- **What is asked**
Reproduce the passage of the forum thread on the 1997 UBC fee schedule word for word, starting with "## mtlogcabin (Aug" and going on through "hundred thousand dollars.".

==== Text to read ====

# 1997 UBC Fee Schedule



## fatboy (Aug 25, 2016)

Not sure who is still using this model, a lot of jurisdictions along the CO Front Range are.

My question, something that has not come up in the 20 years I have been here, is on the interpretation of the language in the Schedule "each additional $(dollar increment) or fraction thereof"  

We have always, as far back as I can track it, interpreted that to mean that if there is any amount over the exact dollar increment specified, it rounds up to the next exact dollar increment, the next full $100, or next full $1,000.

I had a contractor question it, saying he thought the intention was to calculate any fraction thereof, at the rate given, without rounding.

After re-reading it with that premise in mind, the language quoted could suggest that also.

So, how do you folks that use this Schedule, or variations of it, interpret and calculate it?


----------



## mtlogcabin (Aug 25, 2016)

We round up to the nearest dollar and it does not effect the permit price except at a per $1,000 range. 
We do not round up to the next $100.00 dollar range


----------



## JBI (Aug 25, 2016)

Not a UBC guy or area, but our fee schedules included '...or fraction thereof.' 
So residential would state '$25.00 for the first $5,000 cost of construction, thereafter $3.00 per thousand or fraction thereof'. A $5001.00 project would cost $28.00. Of course we also set a cap on single family home permits of $300.00 after a (well connected) contractor got hit hit with a $2000.00 plus fee for a McMansion that he priced at several hundred thousand dollars.

==== Given material ====

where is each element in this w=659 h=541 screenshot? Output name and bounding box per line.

====

- **Result**
## mtlogcabin (Aug 25, 2016)

We round up to the nearest dollar and it does not effect the permit price except at a per $1,000 range. 
We do not round up to the next $100.00 dollar range


----------



## JBI (Aug 25, 2016)

Not a UBC guy or area, but our fee schedules included '...or fraction thereof.' 
So residential would state '$25.00 for the first $5,000 cost of construction, thereafter $3.00 per thousand or fraction thereof'. A $5001.00 project would cost $28.00. Of course we also set a cap on single family home permits of $300.00 after a (well connected) contractor got hit hit with a $2000.00 plus fee for a McMansion that he priced at several hundred thousand dollars.